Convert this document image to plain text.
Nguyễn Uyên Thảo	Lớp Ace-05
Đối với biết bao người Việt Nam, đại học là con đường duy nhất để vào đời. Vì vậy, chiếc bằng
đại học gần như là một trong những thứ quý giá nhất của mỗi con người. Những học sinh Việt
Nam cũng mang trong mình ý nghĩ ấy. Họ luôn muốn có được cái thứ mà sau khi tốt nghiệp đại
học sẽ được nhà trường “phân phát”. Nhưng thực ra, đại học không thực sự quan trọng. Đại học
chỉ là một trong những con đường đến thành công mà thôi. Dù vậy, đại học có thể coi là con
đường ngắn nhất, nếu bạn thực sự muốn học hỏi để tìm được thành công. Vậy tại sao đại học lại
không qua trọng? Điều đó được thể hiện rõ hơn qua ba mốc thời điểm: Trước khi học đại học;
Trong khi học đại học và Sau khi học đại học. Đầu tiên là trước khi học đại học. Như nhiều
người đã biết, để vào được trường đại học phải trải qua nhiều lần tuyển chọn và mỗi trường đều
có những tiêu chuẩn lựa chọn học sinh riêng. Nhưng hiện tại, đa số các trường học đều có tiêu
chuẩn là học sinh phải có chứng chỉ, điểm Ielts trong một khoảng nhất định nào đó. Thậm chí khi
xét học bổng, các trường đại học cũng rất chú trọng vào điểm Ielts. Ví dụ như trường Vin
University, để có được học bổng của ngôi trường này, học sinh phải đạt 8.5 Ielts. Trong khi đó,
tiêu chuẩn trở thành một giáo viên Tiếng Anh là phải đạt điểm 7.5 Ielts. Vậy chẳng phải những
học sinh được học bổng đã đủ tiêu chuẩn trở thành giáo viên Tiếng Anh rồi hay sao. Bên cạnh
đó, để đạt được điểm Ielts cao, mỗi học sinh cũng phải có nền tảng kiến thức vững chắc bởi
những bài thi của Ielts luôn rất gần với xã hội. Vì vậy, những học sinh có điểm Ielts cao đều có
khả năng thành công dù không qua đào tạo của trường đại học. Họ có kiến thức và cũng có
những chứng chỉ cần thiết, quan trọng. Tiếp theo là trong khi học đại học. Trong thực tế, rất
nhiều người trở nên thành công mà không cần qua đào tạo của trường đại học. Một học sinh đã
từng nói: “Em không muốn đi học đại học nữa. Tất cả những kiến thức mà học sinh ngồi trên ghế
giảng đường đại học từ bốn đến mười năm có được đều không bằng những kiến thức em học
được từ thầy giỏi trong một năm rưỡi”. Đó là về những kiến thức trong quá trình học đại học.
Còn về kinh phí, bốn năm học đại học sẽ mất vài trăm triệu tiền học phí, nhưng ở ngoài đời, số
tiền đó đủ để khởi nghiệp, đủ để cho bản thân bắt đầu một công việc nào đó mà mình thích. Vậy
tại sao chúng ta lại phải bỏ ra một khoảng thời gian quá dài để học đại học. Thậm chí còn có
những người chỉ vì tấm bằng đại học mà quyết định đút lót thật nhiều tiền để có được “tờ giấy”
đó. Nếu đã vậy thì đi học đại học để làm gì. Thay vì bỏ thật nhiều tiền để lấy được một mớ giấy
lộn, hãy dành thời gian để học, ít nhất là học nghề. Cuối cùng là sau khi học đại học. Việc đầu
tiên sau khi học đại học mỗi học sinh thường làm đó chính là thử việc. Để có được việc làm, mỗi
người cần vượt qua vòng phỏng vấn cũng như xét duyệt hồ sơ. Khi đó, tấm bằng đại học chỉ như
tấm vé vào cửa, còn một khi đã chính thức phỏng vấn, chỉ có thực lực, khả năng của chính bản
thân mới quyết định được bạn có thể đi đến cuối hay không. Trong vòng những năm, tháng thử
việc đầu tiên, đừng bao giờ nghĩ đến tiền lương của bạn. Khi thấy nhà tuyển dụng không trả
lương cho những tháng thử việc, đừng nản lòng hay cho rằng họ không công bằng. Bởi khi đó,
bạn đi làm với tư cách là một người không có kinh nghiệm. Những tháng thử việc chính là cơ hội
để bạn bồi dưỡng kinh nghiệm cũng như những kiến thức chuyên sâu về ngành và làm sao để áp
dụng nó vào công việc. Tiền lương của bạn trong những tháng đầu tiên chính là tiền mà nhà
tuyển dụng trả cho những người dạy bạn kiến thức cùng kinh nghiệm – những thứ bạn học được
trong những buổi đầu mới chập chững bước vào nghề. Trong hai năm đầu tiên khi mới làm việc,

=======

TASK DESCRIPTION:
Print out every entry, keeping each one exact.

SOLUTION FOR THIS EXERCISE:
Convert this document image to plain text.
Nguyễn Uyên Thảo	Lớp Ace-05
Đối với biết bao người Việt Nam, đại học là con đường duy nhất để vào đời. Vì vậy, chiếc bằng
đại học gần như là một trong những thứ quý giá nhất của mỗi con người. Những học sinh Việt
Nam cũng mang trong mình ý nghĩ ấy. Họ luôn muốn có được cái thứ mà sau khi tốt nghiệp đại
học sẽ được nhà trường “phân phát”. Nhưng thực ra, đại học không thực sự quan trọng. Đại học
chỉ là một trong những con đường đến thành công mà thôi. Dù vậy, đại học có thể coi là con
đường ngắn nhất, nếu bạn thực sự muốn học hỏi để tìm được thành công. Vậy tại sao đại học lại
không qua trọng? Điều đó được thể hiện rõ hơn qua ba mốc thời điểm: Trước khi học đại học;
Trong khi học đại học và Sau khi học đại học. Đầu tiên là trước khi học đại học. Như nhiều
người đã biết, để vào được trường đại học phải trải qua nhiều lần tuyển chọn và mỗi trường đều
có những tiêu chuẩn lựa chọn học sinh riêng. Nhưng hiện tại, đa số các trường học đều có tiêu
chuẩn là học sinh phải có chứng chỉ, điểm Ielts trong một khoảng nhất định nào đó. Thậm chí khi
xét học bổng, các trường đại học cũng rất chú trọng vào điểm Ielts. Ví dụ như trường Vin
University, để có được học bổng của ngôi trường này, học sinh phải đạt 8.5 Ielts. Trong khi đó,
tiêu chuẩn trở thành một giáo viên Tiếng Anh là phải đạt điểm 7.5 Ielts. Vậy chẳng phải những
học sinh được học bổng đã đủ tiêu chuẩn trở thành giáo viên Tiếng Anh rồi hay sao. Bên cạnh
đó, để đạt được điểm Ielts cao, mỗi học sinh cũng phải có nền tảng kiến thức vững chắc bởi
những bài thi của Ielts luôn rất gần với xã hội. Vì vậy, những học sinh có điểm Ielts cao đều có
khả năng thành công dù không qua đào tạo của trường đại học. Họ có kiến thức và cũng có
những chứng chỉ cần thiết, quan trọng. Tiếp theo là trong khi học đại học. Trong thực tế, rất
nhiều người trở nên thành công mà không cần qua đào tạo của trường đại học. Một học sinh đã
từng nói: “Em không muốn đi học đại học nữa. Tất cả những kiến thức mà học sinh ngồi trên ghế
giảng đường đại học từ bốn đến mười năm có được đều không bằng những kiến thức em học
được từ thầy giỏi trong một năm rưỡi”. Đó là về những kiến thức trong quá trình học đại học.
Còn về kinh phí, bốn năm học đại học sẽ mất vài trăm triệu tiền học phí, nhưng ở ngoài đời, số
tiền đó đủ để khởi nghiệp, đủ để cho bản thân bắt đầu một công việc nào đó mà mình thích. Vậy
tại sao chúng ta lại phải bỏ ra một khoảng thời gian quá dài để học đại học. Thậm chí còn có
những người chỉ vì tấm bằng đại học mà quyết định đút lót thật nhiều tiền để có được “tờ giấy”
đó. Nếu đã vậy thì đi học đại học để làm gì. Thay vì bỏ thật nhiều tiền để lấy được một mớ giấy
lộn, hãy dành thời gian để học, ít nhất là học nghề. Cuối cùng là sau khi học đại học. Việc đầu
tiên sau khi học đại học mỗi học sinh thường làm đó chính là thử việc. Để có được việc làm, mỗi
người cần vượt qua vòng phỏng vấn cũng như xét duyệt hồ sơ. Khi đó, tấm bằng đại học chỉ như
tấm vé vào cửa, còn một khi đã chính thức phỏng vấn, chỉ có thực lực, khả năng của chính bản
thân mới quyết định được bạn có thể đi đến cuối hay không. Trong vòng những năm, tháng thử
việc đầu tiên, đừng bao giờ nghĩ đến tiền lương của bạn. Khi thấy nhà tuyển dụng không trả
lương cho những tháng thử việc, đừng nản lòng hay cho rằng họ không công bằng. Bởi khi đó,
bạn đi làm với tư cách là một người không có kinh nghiệm. Những tháng thử việc chính là cơ hội
để bạn bồi dưỡng kinh nghiệm cũng như những kiến thức chuyên sâu về ngành và làm sao để áp
dụng nó vào công việc. Tiền lương của bạn trong những tháng đầu tiên chính là tiền mà nhà
tuyển dụng trả cho những người dạy bạn kiến thức cùng kinh nghiệm – những thứ bạn học được
trong những buổi đầu mới chập chững bước vào nghề. Trong hai năm đầu tiên khi mới làm việc,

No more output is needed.